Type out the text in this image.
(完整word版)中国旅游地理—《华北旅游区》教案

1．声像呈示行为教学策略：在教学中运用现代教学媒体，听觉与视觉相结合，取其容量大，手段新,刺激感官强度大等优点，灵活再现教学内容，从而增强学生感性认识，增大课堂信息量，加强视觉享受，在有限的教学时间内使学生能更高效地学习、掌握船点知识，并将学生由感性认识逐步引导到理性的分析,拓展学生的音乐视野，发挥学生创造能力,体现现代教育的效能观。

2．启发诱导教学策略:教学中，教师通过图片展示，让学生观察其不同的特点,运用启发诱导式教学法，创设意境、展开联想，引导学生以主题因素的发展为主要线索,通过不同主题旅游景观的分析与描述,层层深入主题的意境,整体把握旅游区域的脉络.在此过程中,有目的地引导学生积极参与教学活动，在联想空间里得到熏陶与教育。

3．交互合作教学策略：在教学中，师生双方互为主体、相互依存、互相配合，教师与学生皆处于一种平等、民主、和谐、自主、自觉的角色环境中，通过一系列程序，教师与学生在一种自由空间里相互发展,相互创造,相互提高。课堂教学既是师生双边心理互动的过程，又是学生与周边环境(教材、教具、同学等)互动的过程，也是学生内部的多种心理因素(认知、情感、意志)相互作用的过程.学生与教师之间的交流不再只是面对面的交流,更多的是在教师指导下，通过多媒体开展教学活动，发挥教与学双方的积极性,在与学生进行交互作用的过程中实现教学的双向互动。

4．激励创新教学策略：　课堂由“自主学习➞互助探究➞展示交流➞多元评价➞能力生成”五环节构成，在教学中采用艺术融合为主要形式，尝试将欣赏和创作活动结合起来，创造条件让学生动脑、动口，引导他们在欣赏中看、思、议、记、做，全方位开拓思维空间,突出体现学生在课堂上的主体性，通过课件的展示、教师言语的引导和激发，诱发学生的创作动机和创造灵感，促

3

####

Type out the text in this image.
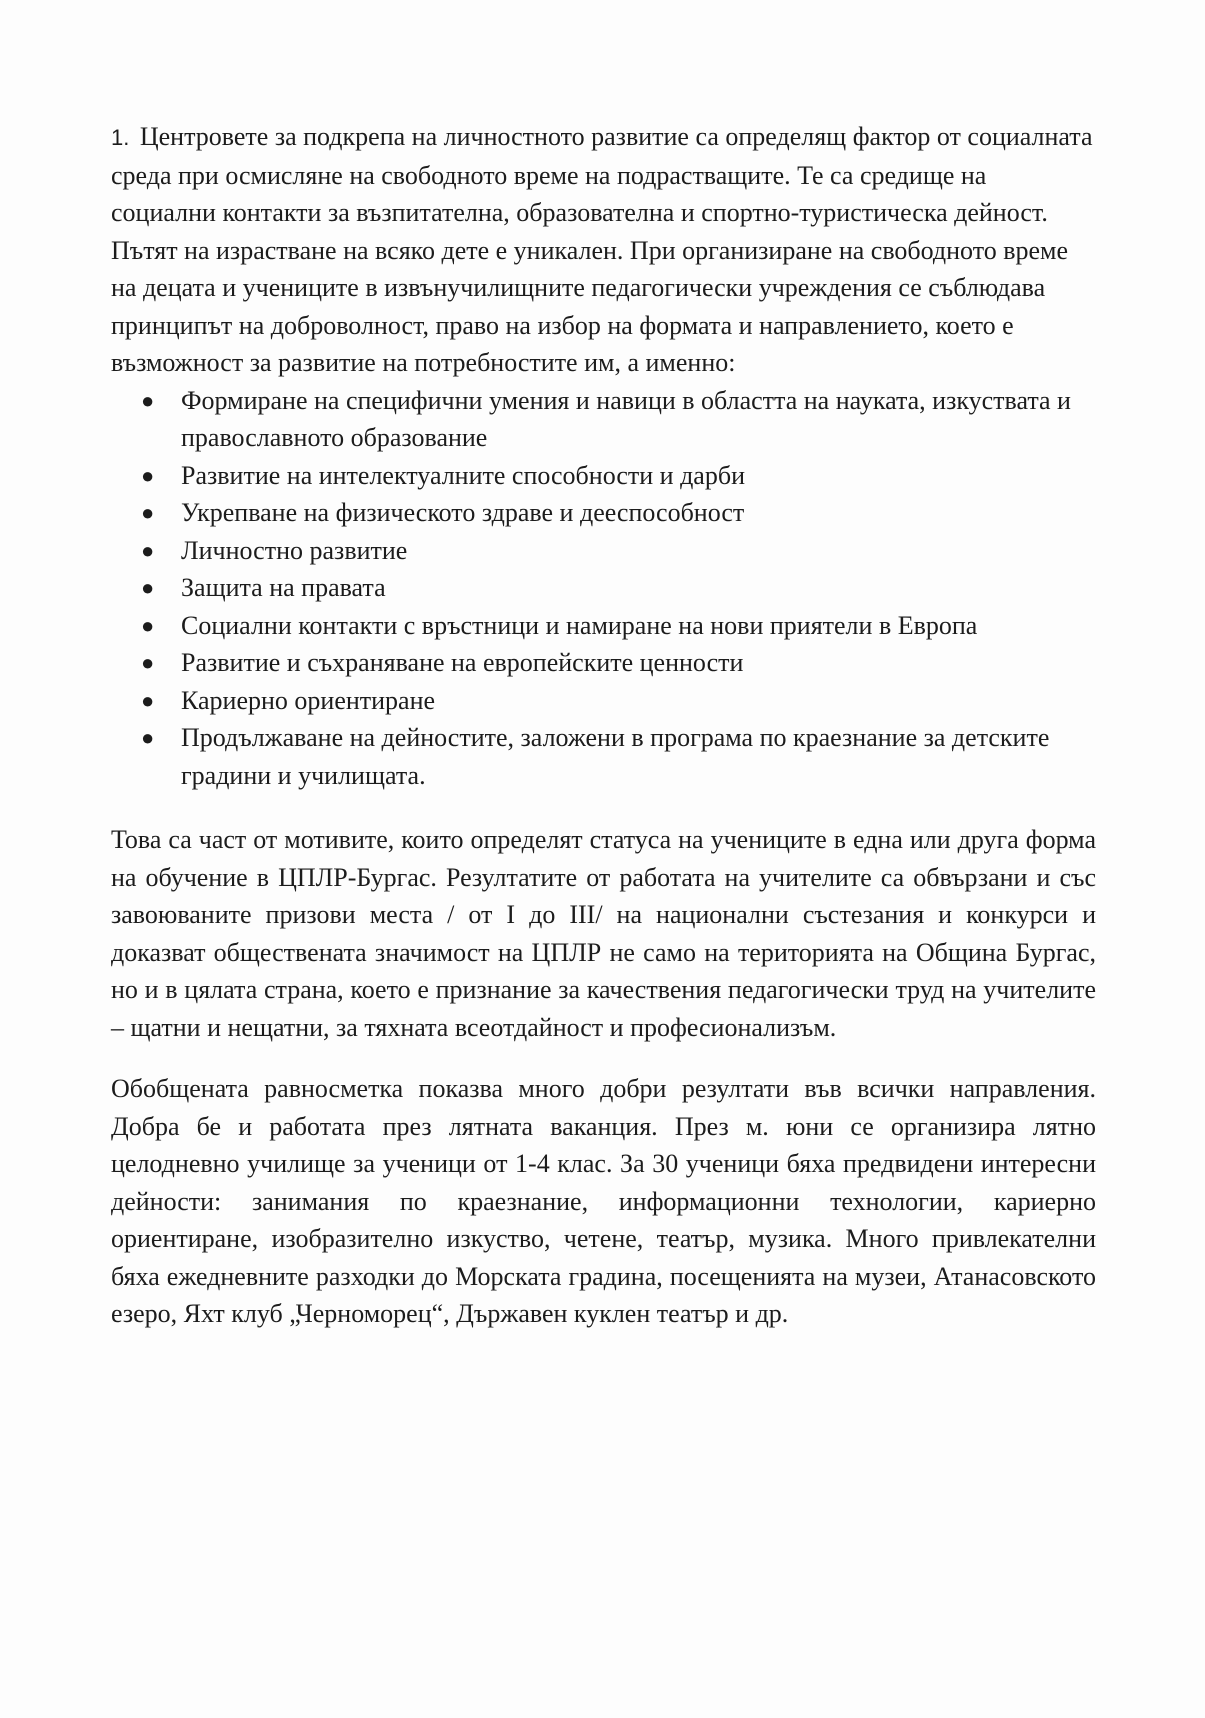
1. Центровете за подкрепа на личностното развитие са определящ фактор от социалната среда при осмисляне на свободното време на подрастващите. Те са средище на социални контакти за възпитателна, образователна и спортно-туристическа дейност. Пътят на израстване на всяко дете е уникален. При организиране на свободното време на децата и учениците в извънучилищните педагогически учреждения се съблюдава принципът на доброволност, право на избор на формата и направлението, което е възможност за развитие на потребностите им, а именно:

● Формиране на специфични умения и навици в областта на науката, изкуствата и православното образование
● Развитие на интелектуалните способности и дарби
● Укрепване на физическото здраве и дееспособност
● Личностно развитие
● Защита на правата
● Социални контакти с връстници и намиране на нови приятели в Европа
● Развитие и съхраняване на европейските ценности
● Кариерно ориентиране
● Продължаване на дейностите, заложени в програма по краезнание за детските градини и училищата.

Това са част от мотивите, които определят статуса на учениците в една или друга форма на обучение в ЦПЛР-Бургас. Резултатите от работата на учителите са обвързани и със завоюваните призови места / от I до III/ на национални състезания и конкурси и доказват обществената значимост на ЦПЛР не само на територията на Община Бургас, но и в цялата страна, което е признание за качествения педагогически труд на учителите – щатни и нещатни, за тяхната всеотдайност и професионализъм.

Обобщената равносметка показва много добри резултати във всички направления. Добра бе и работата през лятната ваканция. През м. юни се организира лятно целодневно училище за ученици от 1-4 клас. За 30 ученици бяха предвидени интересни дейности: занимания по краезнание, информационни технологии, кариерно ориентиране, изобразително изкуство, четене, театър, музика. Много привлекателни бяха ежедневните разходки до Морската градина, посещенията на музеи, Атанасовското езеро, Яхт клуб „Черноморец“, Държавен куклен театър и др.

####

> Goal of the exercise
Copy each line of the preceding data that contains the string "ориентиране".

> Solution for this task
● Кариерно ориентиране
Обобщената равносметка показва много добри резултати във всички направления. Добра бе и работата през лятната ваканция. През м. юни се организира лятно целодневно училище за ученици от 1-4 клас. За 30 ученици бяха предвидени интересни дейности: занимания по краезнание, информационни технологии, кариерно ориентиране, изобразително изкуство, четене, театър, музика. Много привлекателни бяха ежедневните разходки до Морската градина, посещенията на музеи, Атанасовското езеро, Яхт клуб „Черноморец“, Държавен куклен театър и др.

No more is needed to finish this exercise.